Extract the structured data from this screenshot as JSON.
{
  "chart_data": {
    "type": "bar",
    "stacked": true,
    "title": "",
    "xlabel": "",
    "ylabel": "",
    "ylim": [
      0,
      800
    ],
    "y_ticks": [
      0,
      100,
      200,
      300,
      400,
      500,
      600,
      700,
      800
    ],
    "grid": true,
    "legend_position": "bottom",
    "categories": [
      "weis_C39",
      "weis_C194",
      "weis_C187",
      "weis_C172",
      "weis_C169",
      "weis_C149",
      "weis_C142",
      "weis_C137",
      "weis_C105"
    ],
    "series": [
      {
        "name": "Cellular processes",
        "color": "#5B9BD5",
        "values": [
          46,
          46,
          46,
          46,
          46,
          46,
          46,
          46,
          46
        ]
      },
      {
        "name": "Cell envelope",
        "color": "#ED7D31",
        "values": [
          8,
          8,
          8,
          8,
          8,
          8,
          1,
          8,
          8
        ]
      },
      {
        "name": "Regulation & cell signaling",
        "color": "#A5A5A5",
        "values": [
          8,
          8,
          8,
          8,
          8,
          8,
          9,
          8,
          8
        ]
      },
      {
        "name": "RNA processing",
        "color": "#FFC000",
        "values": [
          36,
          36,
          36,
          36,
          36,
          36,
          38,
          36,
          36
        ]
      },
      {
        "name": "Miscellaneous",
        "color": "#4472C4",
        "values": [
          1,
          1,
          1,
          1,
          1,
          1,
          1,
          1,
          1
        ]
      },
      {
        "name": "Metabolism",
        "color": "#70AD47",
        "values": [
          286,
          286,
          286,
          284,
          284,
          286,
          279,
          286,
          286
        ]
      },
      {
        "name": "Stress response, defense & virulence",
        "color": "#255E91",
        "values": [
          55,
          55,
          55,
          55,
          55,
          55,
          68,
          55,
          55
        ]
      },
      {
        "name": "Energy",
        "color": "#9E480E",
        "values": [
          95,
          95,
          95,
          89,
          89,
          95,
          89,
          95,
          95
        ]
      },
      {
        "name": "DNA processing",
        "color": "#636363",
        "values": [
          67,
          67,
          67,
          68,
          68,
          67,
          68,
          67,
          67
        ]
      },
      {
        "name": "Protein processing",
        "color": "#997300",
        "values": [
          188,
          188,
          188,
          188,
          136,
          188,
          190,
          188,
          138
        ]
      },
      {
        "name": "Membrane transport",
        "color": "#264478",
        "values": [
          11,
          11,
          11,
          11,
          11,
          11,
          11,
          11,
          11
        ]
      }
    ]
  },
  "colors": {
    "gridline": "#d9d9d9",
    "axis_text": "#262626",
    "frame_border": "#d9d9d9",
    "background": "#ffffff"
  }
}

*-*-*

● **YOUR ASSIGNMENT**
Scan the material above for "name". Copy every line where it appears.

● **COMPLETED EXERCISE**
        "name": "Cellular processes",
        "name": "Cell envelope",
        "name": "Regulation & cell signaling",
        "name": "RNA processing",
        "name": "Miscellaneous",
        "name": "Metabolism",
        "name": "Stress response, defense & virulence",
        "name": "Energy",
        "name": "DNA processing",
        "name": "Protein processing",
        "name": "Membrane transport",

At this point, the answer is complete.